■ **WRITTEN TASK**
Gather each line of the records where "Архивные" appears.

(Data entries)

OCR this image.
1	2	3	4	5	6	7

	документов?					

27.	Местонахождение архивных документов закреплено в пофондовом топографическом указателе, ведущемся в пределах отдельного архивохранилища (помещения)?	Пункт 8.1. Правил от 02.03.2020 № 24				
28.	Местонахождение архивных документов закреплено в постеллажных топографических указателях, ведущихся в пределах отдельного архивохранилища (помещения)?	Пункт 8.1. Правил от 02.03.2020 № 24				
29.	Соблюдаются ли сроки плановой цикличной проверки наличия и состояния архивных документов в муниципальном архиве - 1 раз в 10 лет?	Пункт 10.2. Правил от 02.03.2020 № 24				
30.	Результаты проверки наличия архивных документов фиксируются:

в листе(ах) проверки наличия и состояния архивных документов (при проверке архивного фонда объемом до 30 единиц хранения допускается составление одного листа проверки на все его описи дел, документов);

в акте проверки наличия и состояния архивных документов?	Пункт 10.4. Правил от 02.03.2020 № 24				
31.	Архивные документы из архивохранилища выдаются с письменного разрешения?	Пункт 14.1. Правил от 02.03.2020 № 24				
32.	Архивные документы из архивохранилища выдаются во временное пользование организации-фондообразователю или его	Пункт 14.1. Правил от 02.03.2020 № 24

■ **COMPLETE ANSWER**
31.	Архивные документы из архивохранилища выдаются с письменного разрешения?	Пункт 14.1. Правил от 02.03.2020 № 24				
32.	Архивные документы из архивохранилища выдаются во временное пользование организации-фондообразователю или его	Пункт 14.1. Правил от 02.03.2020 № 24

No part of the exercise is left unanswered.